(Extracted records)
'''
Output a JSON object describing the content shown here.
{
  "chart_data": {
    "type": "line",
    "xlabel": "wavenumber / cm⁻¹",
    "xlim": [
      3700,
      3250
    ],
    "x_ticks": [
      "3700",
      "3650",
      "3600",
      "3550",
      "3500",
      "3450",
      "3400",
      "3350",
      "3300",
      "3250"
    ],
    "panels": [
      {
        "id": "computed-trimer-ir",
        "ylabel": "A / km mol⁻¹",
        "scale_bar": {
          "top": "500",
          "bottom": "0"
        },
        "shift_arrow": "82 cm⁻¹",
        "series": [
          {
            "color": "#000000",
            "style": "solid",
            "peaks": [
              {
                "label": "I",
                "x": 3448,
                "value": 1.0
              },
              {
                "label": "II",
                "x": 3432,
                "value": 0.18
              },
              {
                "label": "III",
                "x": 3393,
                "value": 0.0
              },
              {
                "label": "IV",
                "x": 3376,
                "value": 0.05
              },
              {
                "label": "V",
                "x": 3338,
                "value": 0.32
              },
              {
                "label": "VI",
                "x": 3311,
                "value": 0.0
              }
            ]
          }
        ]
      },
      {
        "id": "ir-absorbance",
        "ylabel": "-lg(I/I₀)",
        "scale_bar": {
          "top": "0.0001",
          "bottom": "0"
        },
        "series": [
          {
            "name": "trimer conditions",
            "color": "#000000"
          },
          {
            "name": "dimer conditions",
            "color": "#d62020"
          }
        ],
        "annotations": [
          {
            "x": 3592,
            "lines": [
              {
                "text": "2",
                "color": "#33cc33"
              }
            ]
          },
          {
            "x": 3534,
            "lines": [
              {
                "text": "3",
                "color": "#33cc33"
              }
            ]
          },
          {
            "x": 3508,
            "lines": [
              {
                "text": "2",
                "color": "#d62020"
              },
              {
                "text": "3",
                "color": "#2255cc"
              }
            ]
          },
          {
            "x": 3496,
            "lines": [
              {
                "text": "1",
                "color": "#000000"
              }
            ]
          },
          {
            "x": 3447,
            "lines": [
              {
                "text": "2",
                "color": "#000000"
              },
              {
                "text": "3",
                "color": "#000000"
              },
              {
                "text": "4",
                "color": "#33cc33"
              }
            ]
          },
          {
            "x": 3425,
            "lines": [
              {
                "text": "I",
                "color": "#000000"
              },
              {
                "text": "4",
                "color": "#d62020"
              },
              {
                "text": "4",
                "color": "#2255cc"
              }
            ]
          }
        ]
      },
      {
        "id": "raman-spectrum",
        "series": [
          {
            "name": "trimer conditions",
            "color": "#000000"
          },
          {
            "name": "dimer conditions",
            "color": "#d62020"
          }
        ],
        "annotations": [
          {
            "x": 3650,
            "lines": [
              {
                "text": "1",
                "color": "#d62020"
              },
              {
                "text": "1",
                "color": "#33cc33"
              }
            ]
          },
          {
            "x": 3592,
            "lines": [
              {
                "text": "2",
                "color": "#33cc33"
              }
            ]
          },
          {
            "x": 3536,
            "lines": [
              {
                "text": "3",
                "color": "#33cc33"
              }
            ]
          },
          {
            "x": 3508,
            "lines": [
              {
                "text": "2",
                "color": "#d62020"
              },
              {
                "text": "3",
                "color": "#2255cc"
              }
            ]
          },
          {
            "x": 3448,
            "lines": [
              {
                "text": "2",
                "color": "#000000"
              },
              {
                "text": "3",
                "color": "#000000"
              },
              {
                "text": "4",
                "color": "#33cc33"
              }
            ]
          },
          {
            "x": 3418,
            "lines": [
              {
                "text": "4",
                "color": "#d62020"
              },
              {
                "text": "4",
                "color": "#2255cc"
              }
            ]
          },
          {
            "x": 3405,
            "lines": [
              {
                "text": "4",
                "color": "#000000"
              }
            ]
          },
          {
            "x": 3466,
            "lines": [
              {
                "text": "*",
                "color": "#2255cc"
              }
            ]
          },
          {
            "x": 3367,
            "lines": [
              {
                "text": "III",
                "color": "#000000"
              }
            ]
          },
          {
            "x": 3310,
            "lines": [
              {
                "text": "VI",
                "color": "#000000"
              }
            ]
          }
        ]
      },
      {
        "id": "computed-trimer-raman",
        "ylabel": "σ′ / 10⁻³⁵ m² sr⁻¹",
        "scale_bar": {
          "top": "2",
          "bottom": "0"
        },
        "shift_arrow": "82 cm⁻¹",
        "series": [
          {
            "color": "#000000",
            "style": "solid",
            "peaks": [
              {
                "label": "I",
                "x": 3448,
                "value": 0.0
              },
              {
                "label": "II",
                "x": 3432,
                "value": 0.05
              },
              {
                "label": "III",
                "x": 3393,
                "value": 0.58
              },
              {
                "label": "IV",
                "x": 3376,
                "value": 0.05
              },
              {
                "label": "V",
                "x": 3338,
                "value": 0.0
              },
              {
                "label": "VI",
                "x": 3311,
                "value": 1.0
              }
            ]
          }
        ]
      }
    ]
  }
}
'''
# Exercise
Exactly reproduce the material above.

# Answer for the task
Output a JSON object describing the content shown here.
{
  "chart_data": {
    "type": "line",
    "xlabel": "wavenumber / cm⁻¹",
    "xlim": [
      3700,
      3250
    ],
    "x_ticks": [
      "3700",
      "3650",
      "3600",
      "3550",
      "3500",
      "3450",
      "3400",
      "3350",
      "3300",
      "3250"
    ],
    "panels": [
      {
        "id": "computed-trimer-ir",
        "ylabel": "A / km mol⁻¹",
        "scale_bar": {
          "top": "500",
          "bottom": "0"
        },
        "shift_arrow": "82 cm⁻¹",
        "series": [
          {
            "color": "#000000",
            "style": "solid",
            "peaks": [
              {
                "label": "I",
                "x": 3448,
                "value": 1.0
              },
              {
                "label": "II",
                "x": 3432,
                "value": 0.18
              },
              {
                "label": "III",
                "x": 3393,
                "value": 0.0
              },
              {
                "label": "IV",
                "x": 3376,
                "value": 0.05
              },
              {
                "label": "V",
                "x": 3338,
                "value": 0.32
              },
              {
                "label": "VI",
                "x": 3311,
                "value": 0.0
              }
            ]
          }
        ]
      },
      {
        "id": "ir-absorbance",
        "ylabel": "-lg(I/I₀)",
        "scale_bar": {
          "top": "0.0001",
          "bottom": "0"
        },
        "series": [
          {
            "name": "trimer conditions",
            "color": "#000000"
          },
          {
            "name": "dimer conditions",
            "color": "#d62020"
          }
        ],
        "annotations": [
          {
            "x": 3592,
            "lines": [
              {
                "text": "2",
                "color": "#33cc33"
              }
            ]
          },
          {
            "x": 3534,
            "lines": [
              {
                "text": "3",
                "color": "#33cc33"
              }
            ]
          },
          {
            "x": 3508,
            "lines": [
              {
                "text": "2",
                "color": "#d62020"
              },
              {
                "text": "3",
                "color": "#2255cc"
              }
            ]
          },
          {
            "x": 3496,
            "lines": [
              {
                "text": "1",
                "color": "#000000"
              }
            ]
          },
          {
            "x": 3447,
            "lines": [
              {
                "text": "2",
                "color": "#000000"
              },
              {
                "text": "3",
                "color": "#000000"
              },
              {
                "text": "4",
                "color": "#33cc33"
              }
            ]
          },
          {
            "x": 3425,
            "lines": [
              {
                "text": "I",
                "color": "#000000"
              },
              {
                "text": "4",
                "color": "#d62020"
              },
              {
                "text": "4",
                "color": "#2255cc"
              }
            ]
          }
        ]
      },
      {
        "id": "raman-spectrum",
        "series": [
          {
            "name": "trimer conditions",
            "color": "#000000"
          },
          {
            "name": "dimer conditions",
            "color": "#d62020"
          }
        ],
        "annotations": [
          {
            "x": 3650,
            "lines": [
              {
                "text": "1",
                "color": "#d62020"
              },
              {
                "text": "1",
                "color": "#33cc33"
              }
            ]
          },
          {
            "x": 3592,
            "lines": [
              {
                "text": "2",
                "color": "#33cc33"
              }
            ]
          },
          {
            "x": 3536,
            "lines": [
              {
                "text": "3",
                "color": "#33cc33"
              }
            ]
          },
          {
            "x": 3508,
            "lines": [
              {
                "text": "2",
                "color": "#d62020"
              },
              {
                "text": "3",
                "color": "#2255cc"
              }
            ]
          },
          {
            "x": 3448,
            "lines": [
              {
                "text": "2",
                "color": "#000000"
              },
              {
                "text": "3",
                "color": "#000000"
              },
              {
                "text": "4",
                "color": "#33cc33"
              }
            ]
          },
          {
            "x": 3418,
            "lines": [
              {
                "text": "4",
                "color": "#d62020"
              },
              {
                "text": "4",
                "color": "#2255cc"
              }
            ]
          },
          {
            "x": 3405,
            "lines": [
              {
                "text": "4",
                "color": "#000000"
              }
            ]
          },
          {
            "x": 3466,
            "lines": [
              {
                "text": "*",
                "color": "#2255cc"
              }
            ]
          },
          {
            "x": 3367,
            "lines": [
              {
                "text": "III",
                "color": "#000000"
              }
            ]
          },
          {
            "x": 3310,
            "lines": [
              {
                "text": "VI",
                "color": "#000000"
              }
            ]
          }
        ]
      },
      {
        "id": "computed-trimer-raman",
        "ylabel": "σ′ / 10⁻³⁵ m² sr⁻¹",
        "scale_bar": {
          "top": "2",
          "bottom": "0"
        },
        "shift_arrow": "82 cm⁻¹",
        "series": [
          {
            "color": "#000000",
            "style": "solid",
            "peaks": [
              {
                "label": "I",
                "x": 3448,
                "value": 0.0
              },
              {
                "label": "II",
                "x": 3432,
                "value": 0.05
              },
              {
                "label": "III",
                "x": 3393,
                "value": 0.58
              },
              {
                "label": "IV",
                "x": 3376,
                "value": 0.05
              },
              {
                "label": "V",
                "x": 3338,
                "value": 0.0
              },
              {
                "label": "VI",
                "x": 3311,
                "value": 1.0
              }
            ]
          }
        ]
      }
    ]
  }
}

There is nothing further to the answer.